> **GOAL OF THE EXERCISE**: Extract every line where the string "text" appears.

> **EXERCISE DATA**:
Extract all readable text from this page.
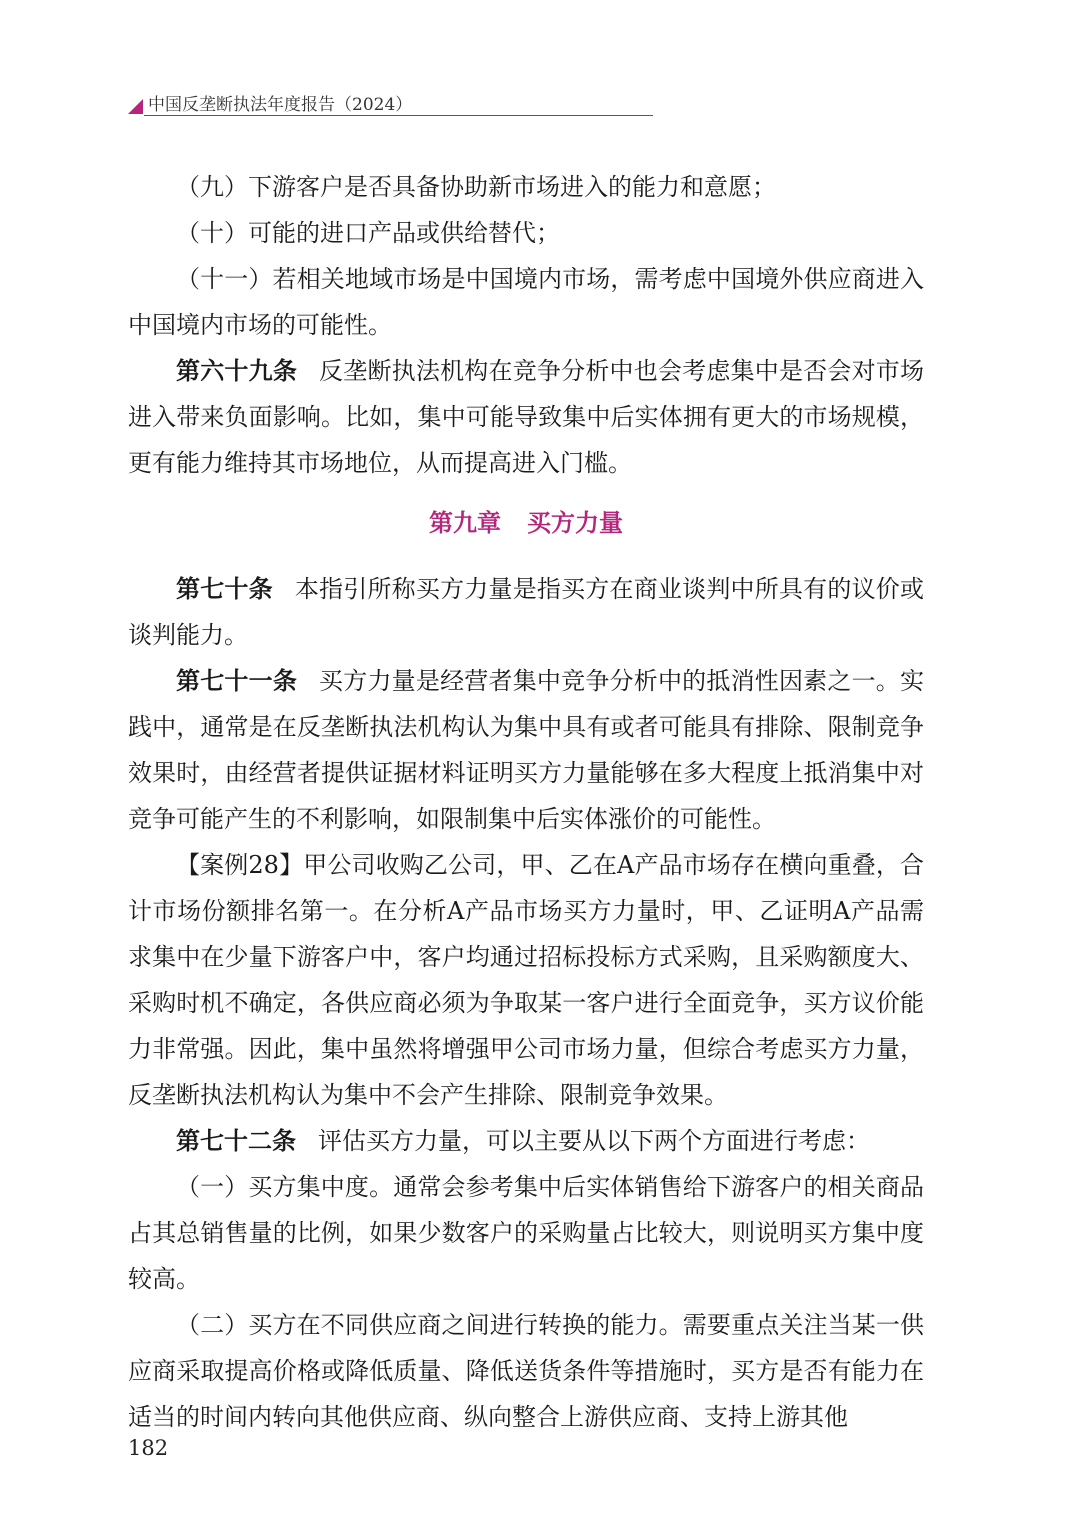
中国反垄断执法年度报告（2024）

（九）下游客户是否具备协助新市场进入的能力和意愿；

（十）可能的进口产品或供给替代；

（十一）若相关地域市场是中国境内市场，需考虑中国境外供应商进入中国境内市场的可能性。

第六十九条 反垄断执法机构在竞争分析中也会考虑集中是否会对市场进入带来负面影响。比如，集中可能导致集中后实体拥有更大的市场规模，更有能力维持其市场地位，从而提高进入门槛。

第九章 买方力量

第七十条 本指引所称买方力量是指买方在商业谈判中所具有的议价或谈判能力。

第七十一条 买方力量是经营者集中竞争分析中的抵消性因素之一。实践中，通常是在反垄断执法机构认为集中具有或者可能具有排除、限制竞争效果时，由经营者提供证据材料证明买方力量能够在多大程度上抵消集中对竞争可能产生的不利影响，如限制集中后实体涨价的可能性。

【案例28】甲公司收购乙公司，甲、乙在A产品市场存在横向重叠，合计市场份额排名第一。在分析A产品市场买方力量时，甲、乙证明A产品需求集中在少量下游客户中，客户均通过招标投标方式采购，且采购额度大、采购时机不确定，各供应商必须为争取某一客户进行全面竞争，买方议价能力非常强。因此，集中虽然将增强甲公司市场力量，但综合考虑买方力量，反垄断执法机构认为集中不会产生排除、限制竞争效果。

第七十二条 评估买方力量，可以主要从以下两个方面进行考虑：

（一）买方集中度。通常会参考集中后实体销售给下游客户的相关商品占其总销售量的比例，如果少数客户的采购量占比较大，则说明买方集中度较高。

（二）买方在不同供应商之间进行转换的能力。需要重点关注当某一供应商采取提高价格或降低质量、降低送货条件等措施时，买方是否有能力在适当的时间内转向其他供应商、纵向整合上游供应商、支持上游其他

182
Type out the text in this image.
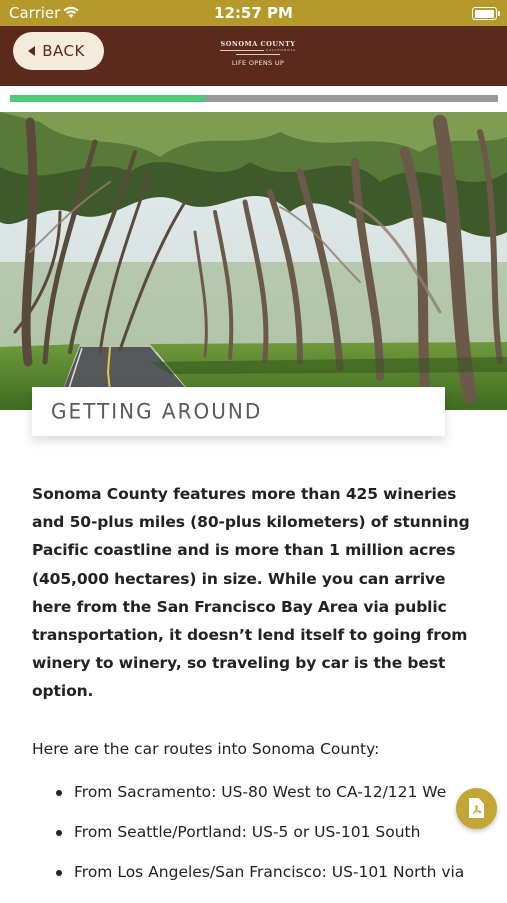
Carrier	12:57 PM
BACK	SONOMA COUNTY
CALIFORNIA
LIFE OPENS UP
GETTING AROUND

Sonoma County features more than 425 wineries and 50-plus miles (80-plus kilometers) of stunning Pacific coastline and is more than 1 million acres (405,000 hectares) in size. While you can arrive here from the San Francisco Bay Area via public transportation, it doesn’t lend itself to going from winery to winery, so traveling by car is the best option.

Here are the car routes into Sonoma County:
From Sacramento: US-80 West to CA-12/121 We
From Seattle/Portland: US-5 or US-101 South
From Los Angeles/San Francisco: US-101 North via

> **FINISHED EXERCISE**:
Extract all readable text from this page.
Type out the text in this image.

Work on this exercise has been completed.